------ RECORD LIST

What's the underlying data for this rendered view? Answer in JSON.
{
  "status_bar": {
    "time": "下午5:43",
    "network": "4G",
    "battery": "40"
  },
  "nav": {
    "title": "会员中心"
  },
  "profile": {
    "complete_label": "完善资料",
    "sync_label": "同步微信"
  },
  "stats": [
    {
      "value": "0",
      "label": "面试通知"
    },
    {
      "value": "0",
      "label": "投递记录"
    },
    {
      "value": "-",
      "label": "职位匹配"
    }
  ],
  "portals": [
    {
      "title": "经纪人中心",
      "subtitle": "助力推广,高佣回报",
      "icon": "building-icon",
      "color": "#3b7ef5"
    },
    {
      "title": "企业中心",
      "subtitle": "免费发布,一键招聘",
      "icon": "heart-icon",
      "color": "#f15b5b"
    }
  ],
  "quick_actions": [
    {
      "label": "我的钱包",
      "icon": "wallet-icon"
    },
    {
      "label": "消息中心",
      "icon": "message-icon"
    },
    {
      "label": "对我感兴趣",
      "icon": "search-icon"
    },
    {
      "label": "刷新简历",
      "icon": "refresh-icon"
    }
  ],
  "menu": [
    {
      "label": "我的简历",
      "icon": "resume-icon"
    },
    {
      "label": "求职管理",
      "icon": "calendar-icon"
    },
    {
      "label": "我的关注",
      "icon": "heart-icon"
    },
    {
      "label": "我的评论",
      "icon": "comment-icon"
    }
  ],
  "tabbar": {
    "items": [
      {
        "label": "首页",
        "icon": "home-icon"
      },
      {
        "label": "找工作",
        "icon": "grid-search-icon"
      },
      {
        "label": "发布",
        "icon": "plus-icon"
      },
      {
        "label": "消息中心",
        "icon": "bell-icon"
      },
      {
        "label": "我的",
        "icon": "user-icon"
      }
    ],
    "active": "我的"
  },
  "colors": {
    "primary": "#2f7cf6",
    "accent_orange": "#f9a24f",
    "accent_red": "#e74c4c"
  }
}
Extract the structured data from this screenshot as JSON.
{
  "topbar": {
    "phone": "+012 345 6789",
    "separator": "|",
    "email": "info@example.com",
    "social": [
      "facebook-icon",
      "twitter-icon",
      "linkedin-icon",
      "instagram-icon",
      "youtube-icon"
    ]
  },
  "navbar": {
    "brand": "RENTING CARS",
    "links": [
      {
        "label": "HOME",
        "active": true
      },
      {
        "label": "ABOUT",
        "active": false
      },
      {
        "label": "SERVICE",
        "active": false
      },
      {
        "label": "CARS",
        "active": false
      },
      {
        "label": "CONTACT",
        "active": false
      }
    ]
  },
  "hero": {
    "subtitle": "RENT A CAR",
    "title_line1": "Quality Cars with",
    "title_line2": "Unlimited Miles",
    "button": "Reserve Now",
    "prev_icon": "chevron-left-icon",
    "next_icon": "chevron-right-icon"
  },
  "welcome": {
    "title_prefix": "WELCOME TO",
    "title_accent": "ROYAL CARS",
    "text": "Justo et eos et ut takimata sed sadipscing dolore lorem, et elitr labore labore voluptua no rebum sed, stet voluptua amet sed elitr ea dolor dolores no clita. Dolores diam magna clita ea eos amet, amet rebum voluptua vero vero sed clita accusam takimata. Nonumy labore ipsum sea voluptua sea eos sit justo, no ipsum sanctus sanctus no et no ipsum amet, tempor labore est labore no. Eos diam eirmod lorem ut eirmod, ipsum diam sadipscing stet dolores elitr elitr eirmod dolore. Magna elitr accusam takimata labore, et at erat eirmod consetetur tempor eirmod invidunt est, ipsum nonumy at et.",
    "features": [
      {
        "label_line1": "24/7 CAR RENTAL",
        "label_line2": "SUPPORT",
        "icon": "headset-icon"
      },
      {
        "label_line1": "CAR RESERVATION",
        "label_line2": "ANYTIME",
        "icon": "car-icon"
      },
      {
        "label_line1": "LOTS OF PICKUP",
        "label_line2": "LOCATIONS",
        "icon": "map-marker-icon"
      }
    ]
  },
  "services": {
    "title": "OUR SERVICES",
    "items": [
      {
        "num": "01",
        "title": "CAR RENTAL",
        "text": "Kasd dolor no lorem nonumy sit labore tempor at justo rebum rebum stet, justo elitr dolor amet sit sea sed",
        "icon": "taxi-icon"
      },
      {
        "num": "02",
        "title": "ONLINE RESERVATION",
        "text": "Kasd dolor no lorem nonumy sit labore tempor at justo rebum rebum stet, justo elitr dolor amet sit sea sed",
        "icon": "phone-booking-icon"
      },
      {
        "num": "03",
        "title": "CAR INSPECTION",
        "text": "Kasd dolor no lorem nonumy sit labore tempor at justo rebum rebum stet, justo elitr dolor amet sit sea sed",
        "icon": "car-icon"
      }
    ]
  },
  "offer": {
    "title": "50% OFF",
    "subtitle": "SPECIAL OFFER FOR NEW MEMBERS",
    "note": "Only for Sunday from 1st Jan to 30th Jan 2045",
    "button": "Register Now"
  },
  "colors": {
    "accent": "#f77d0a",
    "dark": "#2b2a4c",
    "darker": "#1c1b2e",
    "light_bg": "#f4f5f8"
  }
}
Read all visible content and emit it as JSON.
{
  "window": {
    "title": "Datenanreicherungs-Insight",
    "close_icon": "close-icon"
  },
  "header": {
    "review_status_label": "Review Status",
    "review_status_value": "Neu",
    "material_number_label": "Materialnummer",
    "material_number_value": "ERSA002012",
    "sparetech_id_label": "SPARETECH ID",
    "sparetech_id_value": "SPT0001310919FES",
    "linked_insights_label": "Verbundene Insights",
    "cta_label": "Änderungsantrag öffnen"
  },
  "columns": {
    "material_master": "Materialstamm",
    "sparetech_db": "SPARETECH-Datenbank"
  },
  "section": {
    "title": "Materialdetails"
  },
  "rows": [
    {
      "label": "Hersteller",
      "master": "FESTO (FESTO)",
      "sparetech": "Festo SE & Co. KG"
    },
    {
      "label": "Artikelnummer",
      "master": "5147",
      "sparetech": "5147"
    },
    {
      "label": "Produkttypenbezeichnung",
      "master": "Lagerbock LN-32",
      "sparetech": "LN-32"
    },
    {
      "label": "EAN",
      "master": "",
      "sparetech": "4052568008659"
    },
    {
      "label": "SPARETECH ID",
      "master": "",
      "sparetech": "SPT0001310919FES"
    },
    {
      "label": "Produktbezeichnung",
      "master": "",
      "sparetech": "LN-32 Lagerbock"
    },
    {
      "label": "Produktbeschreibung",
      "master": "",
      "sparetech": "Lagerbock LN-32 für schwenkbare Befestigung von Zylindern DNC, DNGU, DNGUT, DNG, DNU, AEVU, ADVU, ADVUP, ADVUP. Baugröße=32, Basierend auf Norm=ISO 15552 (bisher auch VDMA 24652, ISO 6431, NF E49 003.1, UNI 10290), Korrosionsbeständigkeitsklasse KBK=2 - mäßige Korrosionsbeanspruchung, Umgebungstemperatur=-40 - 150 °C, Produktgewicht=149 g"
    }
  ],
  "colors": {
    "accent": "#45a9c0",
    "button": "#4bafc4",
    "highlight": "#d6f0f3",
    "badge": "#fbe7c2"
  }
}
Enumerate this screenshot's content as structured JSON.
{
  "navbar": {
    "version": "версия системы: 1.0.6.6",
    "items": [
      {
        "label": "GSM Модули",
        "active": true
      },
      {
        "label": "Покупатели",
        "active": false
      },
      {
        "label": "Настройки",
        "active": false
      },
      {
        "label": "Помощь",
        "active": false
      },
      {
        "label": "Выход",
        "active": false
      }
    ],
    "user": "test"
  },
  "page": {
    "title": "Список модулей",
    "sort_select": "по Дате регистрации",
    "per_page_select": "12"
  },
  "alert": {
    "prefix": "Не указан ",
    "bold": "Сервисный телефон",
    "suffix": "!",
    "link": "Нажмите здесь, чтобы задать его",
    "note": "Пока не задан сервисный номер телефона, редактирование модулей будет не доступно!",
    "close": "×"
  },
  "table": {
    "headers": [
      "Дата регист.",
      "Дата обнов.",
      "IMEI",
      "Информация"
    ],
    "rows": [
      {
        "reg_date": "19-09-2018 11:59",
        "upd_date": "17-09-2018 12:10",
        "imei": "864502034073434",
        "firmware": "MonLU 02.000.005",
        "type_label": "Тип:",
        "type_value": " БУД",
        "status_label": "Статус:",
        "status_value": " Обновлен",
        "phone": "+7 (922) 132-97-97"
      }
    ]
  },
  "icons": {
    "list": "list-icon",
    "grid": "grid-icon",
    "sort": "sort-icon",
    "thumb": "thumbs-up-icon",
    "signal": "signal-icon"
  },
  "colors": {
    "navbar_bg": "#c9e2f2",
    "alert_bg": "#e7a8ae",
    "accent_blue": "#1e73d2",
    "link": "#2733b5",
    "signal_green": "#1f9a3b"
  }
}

------------

WHAT THE TASK REQUIRES: Give the number of lines in the listing above that contain "this", and nothing else.

COMPLETED TASK: 3